- WHAT IS NEEDED: Reproduce all entries word for word.

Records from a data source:
------------------------------------------------------------------------
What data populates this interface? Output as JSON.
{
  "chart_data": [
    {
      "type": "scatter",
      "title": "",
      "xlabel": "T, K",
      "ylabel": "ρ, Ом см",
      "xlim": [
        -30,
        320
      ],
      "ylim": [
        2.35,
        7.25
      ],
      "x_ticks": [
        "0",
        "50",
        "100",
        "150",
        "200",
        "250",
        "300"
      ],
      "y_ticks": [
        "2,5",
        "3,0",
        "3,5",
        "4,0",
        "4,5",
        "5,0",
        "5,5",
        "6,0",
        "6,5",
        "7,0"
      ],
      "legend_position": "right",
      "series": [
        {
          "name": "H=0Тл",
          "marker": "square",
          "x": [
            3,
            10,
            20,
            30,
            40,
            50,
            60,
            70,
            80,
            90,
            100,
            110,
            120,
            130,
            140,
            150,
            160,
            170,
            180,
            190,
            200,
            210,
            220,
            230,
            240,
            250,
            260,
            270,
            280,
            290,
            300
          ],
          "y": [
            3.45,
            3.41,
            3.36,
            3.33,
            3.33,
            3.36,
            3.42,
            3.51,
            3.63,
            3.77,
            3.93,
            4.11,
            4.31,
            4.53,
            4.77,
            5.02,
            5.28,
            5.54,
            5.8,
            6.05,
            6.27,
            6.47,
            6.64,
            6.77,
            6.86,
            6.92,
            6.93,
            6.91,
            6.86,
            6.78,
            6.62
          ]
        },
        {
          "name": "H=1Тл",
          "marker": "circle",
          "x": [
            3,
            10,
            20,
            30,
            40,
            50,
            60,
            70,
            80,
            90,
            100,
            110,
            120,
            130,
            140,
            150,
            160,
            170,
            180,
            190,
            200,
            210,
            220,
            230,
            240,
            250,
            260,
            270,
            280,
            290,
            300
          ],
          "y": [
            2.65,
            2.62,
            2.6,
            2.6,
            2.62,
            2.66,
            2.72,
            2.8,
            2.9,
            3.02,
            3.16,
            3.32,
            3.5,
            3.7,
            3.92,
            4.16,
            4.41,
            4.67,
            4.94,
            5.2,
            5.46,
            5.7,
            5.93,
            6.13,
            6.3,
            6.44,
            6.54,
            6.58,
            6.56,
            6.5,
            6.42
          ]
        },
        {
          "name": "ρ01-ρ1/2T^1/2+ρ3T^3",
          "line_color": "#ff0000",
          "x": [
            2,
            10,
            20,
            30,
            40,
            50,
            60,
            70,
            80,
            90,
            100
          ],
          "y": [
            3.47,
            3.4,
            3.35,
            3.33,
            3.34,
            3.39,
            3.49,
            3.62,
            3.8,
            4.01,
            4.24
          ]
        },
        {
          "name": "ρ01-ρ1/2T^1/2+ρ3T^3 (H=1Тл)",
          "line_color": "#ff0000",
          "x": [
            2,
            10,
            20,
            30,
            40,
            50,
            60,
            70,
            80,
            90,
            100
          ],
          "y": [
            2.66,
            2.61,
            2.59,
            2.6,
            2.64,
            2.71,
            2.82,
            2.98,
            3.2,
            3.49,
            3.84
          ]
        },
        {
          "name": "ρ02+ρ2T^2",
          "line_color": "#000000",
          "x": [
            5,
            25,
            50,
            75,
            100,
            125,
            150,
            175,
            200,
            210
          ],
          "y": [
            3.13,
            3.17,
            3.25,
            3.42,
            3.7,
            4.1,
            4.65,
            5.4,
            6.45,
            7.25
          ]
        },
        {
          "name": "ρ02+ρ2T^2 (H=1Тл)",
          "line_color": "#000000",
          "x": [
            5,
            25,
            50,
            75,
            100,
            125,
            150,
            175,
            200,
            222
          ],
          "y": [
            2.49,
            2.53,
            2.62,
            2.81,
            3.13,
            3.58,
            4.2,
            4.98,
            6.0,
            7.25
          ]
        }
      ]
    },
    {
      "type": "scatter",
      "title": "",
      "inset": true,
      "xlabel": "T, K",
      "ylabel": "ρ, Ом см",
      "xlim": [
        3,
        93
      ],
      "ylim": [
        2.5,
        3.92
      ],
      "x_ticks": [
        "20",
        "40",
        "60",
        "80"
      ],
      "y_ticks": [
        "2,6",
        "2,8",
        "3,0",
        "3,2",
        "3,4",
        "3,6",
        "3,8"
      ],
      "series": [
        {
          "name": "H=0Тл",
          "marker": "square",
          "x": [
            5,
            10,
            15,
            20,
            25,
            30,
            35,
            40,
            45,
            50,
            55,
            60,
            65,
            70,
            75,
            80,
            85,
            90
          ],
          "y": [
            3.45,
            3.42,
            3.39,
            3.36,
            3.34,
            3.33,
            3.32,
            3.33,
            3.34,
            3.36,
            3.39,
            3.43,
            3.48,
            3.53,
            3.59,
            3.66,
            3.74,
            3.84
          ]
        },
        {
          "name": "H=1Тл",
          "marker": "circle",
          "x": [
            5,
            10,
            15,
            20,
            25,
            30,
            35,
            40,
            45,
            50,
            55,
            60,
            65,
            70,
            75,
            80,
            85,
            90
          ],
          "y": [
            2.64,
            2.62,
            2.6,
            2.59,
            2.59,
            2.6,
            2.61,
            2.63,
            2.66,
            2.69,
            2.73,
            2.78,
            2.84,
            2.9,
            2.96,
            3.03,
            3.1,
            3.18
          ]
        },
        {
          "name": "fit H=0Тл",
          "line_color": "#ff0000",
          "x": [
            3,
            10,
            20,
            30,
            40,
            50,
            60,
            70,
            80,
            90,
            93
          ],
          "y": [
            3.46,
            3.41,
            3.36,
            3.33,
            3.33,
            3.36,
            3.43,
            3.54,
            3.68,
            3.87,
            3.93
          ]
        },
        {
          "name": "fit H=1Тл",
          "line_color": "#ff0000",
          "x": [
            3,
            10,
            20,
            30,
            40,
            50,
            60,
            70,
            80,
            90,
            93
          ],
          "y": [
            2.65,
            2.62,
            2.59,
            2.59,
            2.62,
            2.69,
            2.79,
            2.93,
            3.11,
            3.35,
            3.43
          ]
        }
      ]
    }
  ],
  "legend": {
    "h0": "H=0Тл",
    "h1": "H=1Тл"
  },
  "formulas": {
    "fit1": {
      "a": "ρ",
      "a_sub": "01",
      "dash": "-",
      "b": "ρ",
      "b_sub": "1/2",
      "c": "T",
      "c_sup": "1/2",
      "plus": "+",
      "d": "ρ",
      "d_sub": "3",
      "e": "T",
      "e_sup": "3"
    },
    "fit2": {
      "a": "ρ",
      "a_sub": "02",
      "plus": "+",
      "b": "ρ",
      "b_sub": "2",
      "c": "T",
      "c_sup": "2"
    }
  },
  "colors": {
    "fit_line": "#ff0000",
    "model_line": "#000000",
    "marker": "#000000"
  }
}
------------------------------------------------------------------------
- RESPONSE FOR THIS EXERCISE:
What data populates this interface? Output as JSON.
{
  "chart_data": [
    {
      "type": "scatter",
      "title": "",
      "xlabel": "T, K",
      "ylabel": "ρ, Ом см",
      "xlim": [
        -30,
        320
      ],
      "ylim": [
        2.35,
        7.25
      ],
      "x_ticks": [
        "0",
        "50",
        "100",
        "150",
        "200",
        "250",
        "300"
      ],
      "y_ticks": [
        "2,5",
        "3,0",
        "3,5",
        "4,0",
        "4,5",
        "5,0",
        "5,5",
        "6,0",
        "6,5",
        "7,0"
      ],
      "legend_position": "right",
      "series": [
        {
          "name": "H=0Тл",
          "marker": "square",
          "x": [
            3,
            10,
            20,
            30,
            40,
            50,
            60,
            70,
            80,
            90,
            100,
            110,
            120,
            130,
            140,
            150,
            160,
            170,
            180,
            190,
            200,
            210,
            220,
            230,
            240,
            250,
            260,
            270,
            280,
            290,
            300
          ],
          "y": [
            3.45,
            3.41,
            3.36,
            3.33,
            3.33,
            3.36,
            3.42,
            3.51,
            3.63,
            3.77,
            3.93,
            4.11,
            4.31,
            4.53,
            4.77,
            5.02,
            5.28,
            5.54,
            5.8,
            6.05,
            6.27,
            6.47,
            6.64,
            6.77,
            6.86,
            6.92,
            6.93,
            6.91,
            6.86,
            6.78,
            6.62
          ]
        },
        {
          "name": "H=1Тл",
          "marker": "circle",
          "x": [
            3,
            10,
            20,
            30,
            40,
            50,
            60,
            70,
            80,
            90,
            100,
            110,
            120,
            130,
            140,
            150,
            160,
            170,
            180,
            190,
            200,
            210,
            220,
            230,
            240,
            250,
            260,
            270,
            280,
            290,
            300
          ],
          "y": [
            2.65,
            2.62,
            2.6,
            2.6,
            2.62,
            2.66,
            2.72,
            2.8,
            2.9,
            3.02,
            3.16,
            3.32,
            3.5,
            3.7,
            3.92,
            4.16,
            4.41,
            4.67,
            4.94,
            5.2,
            5.46,
            5.7,
            5.93,
            6.13,
            6.3,
            6.44,
            6.54,
            6.58,
            6.56,
            6.5,
            6.42
          ]
        },
        {
          "name": "ρ01-ρ1/2T^1/2+ρ3T^3",
          "line_color": "#ff0000",
          "x": [
            2,
            10,
            20,
            30,
            40,
            50,
            60,
            70,
            80,
            90,
            100
          ],
          "y": [
            3.47,
            3.4,
            3.35,
            3.33,
            3.34,
            3.39,
            3.49,
            3.62,
            3.8,
            4.01,
            4.24
          ]
        },
        {
          "name": "ρ01-ρ1/2T^1/2+ρ3T^3 (H=1Тл)",
          "line_color": "#ff0000",
          "x": [
            2,
            10,
            20,
            30,
            40,
            50,
            60,
            70,
            80,
            90,
            100
          ],
          "y": [
            2.66,
            2.61,
            2.59,
            2.6,
            2.64,
            2.71,
            2.82,
            2.98,
            3.2,
            3.49,
            3.84
          ]
        },
        {
          "name": "ρ02+ρ2T^2",
          "line_color": "#000000",
          "x": [
            5,
            25,
            50,
            75,
            100,
            125,
            150,
            175,
            200,
            210
          ],
          "y": [
            3.13,
            3.17,
            3.25,
            3.42,
            3.7,
            4.1,
            4.65,
            5.4,
            6.45,
            7.25
          ]
        },
        {
          "name": "ρ02+ρ2T^2 (H=1Тл)",
          "line_color": "#000000",
          "x": [
            5,
            25,
            50,
            75,
            100,
            125,
            150,
            175,
            200,
            222
          ],
          "y": [
            2.49,
            2.53,
            2.62,
            2.81,
            3.13,
            3.58,
            4.2,
            4.98,
            6.0,
            7.25
          ]
        }
      ]
    },
    {
      "type": "scatter",
      "title": "",
      "inset": true,
      "xlabel": "T, K",
      "ylabel": "ρ, Ом см",
      "xlim": [
        3,
        93
      ],
      "ylim": [
        2.5,
        3.92
      ],
      "x_ticks": [
        "20",
        "40",
        "60",
        "80"
      ],
      "y_ticks": [
        "2,6",
        "2,8",
        "3,0",
        "3,2",
        "3,4",
        "3,6",
        "3,8"
      ],
      "series": [
        {
          "name": "H=0Тл",
          "marker": "square",
          "x": [
            5,
            10,
            15,
            20,
            25,
            30,
            35,
            40,
            45,
            50,
            55,
            60,
            65,
            70,
            75,
            80,
            85,
            90
          ],
          "y": [
            3.45,
            3.42,
            3.39,
            3.36,
            3.34,
            3.33,
            3.32,
            3.33,
            3.34,
            3.36,
            3.39,
            3.43,
            3.48,
            3.53,
            3.59,
            3.66,
            3.74,
            3.84
          ]
        },
        {
          "name": "H=1Тл",
          "marker": "circle",
          "x": [
            5,
            10,
            15,
            20,
            25,
            30,
            35,
            40,
            45,
            50,
            55,
            60,
            65,
            70,
            75,
            80,
            85,
            90
          ],
          "y": [
            2.64,
            2.62,
            2.6,
            2.59,
            2.59,
            2.6,
            2.61,
            2.63,
            2.66,
            2.69,
            2.73,
            2.78,
            2.84,
            2.9,
            2.96,
            3.03,
            3.1,
            3.18
          ]
        },
        {
          "name": "fit H=0Тл",
          "line_color": "#ff0000",
          "x": [
            3,
            10,
            20,
            30,
            40,
            50,
            60,
            70,
            80,
            90,
            93
          ],
          "y": [
            3.46,
            3.41,
            3.36,
            3.33,
            3.33,
            3.36,
            3.43,
            3.54,
            3.68,
            3.87,
            3.93
          ]
        },
        {
          "name": "fit H=1Тл",
          "line_color": "#ff0000",
          "x": [
            3,
            10,
            20,
            30,
            40,
            50,
            60,
            70,
            80,
            90,
            93
          ],
          "y": [
            2.65,
            2.62,
            2.59,
            2.59,
            2.62,
            2.69,
            2.79,
            2.93,
            3.11,
            3.35,
            3.43
          ]
        }
      ]
    }
  ],
  "legend": {
    "h0": "H=0Тл",
    "h1": "H=1Тл"
  },
  "formulas": {
    "fit1": {
      "a": "ρ",
      "a_sub": "01",
      "dash": "-",
      "b": "ρ",
      "b_sub": "1/2",
      "c": "T",
      "c_sup": "1/2",
      "plus": "+",
      "d": "ρ",
      "d_sub": "3",
      "e": "T",
      "e_sup": "3"
    },
    "fit2": {
      "a": "ρ",
      "a_sub": "02",
      "plus": "+",
      "b": "ρ",
      "b_sub": "2",
      "c": "T",
      "c_sup": "2"
    }
  },
  "colors": {
    "fit_line": "#ff0000",
    "model_line": "#000000",
    "marker": "#000000"
  }
}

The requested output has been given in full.